Copy out all of the data exactly as it appears.
☆ ☆ ☆
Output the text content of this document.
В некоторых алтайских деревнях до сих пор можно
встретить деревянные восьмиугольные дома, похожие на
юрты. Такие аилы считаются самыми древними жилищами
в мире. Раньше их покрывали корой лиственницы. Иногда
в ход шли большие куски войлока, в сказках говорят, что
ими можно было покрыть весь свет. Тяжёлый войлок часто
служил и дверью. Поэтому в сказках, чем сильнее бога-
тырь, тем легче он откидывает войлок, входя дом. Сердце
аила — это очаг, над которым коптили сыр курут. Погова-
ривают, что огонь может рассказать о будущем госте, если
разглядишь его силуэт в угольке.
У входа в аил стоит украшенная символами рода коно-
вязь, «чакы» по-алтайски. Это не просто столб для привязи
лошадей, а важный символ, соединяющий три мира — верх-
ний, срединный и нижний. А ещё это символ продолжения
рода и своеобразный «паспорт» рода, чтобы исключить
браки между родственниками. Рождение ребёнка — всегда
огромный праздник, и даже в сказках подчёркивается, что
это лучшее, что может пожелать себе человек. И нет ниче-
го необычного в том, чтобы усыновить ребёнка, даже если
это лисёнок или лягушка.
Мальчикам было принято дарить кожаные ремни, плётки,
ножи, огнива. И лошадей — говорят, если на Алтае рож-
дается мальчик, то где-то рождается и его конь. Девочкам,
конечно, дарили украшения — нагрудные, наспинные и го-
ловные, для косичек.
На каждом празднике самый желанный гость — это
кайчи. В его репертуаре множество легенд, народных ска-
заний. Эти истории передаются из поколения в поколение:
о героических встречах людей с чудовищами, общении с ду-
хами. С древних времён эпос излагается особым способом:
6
☆ ☆ ☆
> **ANSWER TO THE EXERCISE**:
Output the text content of this document.
В некоторых алтайских деревнях до сих пор можно
встретить деревянные восьмиугольные дома, похожие на
юрты. Такие аилы считаются самыми древними жилищами
в мире. Раньше их покрывали корой лиственницы. Иногда
в ход шли большие куски войлока, в сказках говорят, что
ими можно было покрыть весь свет. Тяжёлый войлок часто
служил и дверью. Поэтому в сказках, чем сильнее бога-
тырь, тем легче он откидывает войлок, входя дом. Сердце
аила — это очаг, над которым коптили сыр курут. Погова-
ривают, что огонь может рассказать о будущем госте, если
разглядишь его силуэт в угольке.
У входа в аил стоит украшенная символами рода коно-
вязь, «чакы» по-алтайски. Это не просто столб для привязи
лошадей, а важный символ, соединяющий три мира — верх-
ний, срединный и нижний. А ещё это символ продолжения
рода и своеобразный «паспорт» рода, чтобы исключить
браки между родственниками. Рождение ребёнка — всегда
огромный праздник, и даже в сказках подчёркивается, что
это лучшее, что может пожелать себе человек. И нет ниче-
го необычного в том, чтобы усыновить ребёнка, даже если
это лисёнок или лягушка.
Мальчикам было принято дарить кожаные ремни, плётки,
ножи, огнива. И лошадей — говорят, если на Алтае рож-
дается мальчик, то где-то рождается и его конь. Девочкам,
конечно, дарили украшения — нагрудные, наспинные и го-
ловные, для косичек.
На каждом празднике самый желанный гость — это
кайчи. В его репертуаре множество легенд, народных ска-
заний. Эти истории передаются из поколения в поколение:
о героических встречах людей с чудовищами, общении с ду-
хами. С древних времён эпос излагается особым способом:
6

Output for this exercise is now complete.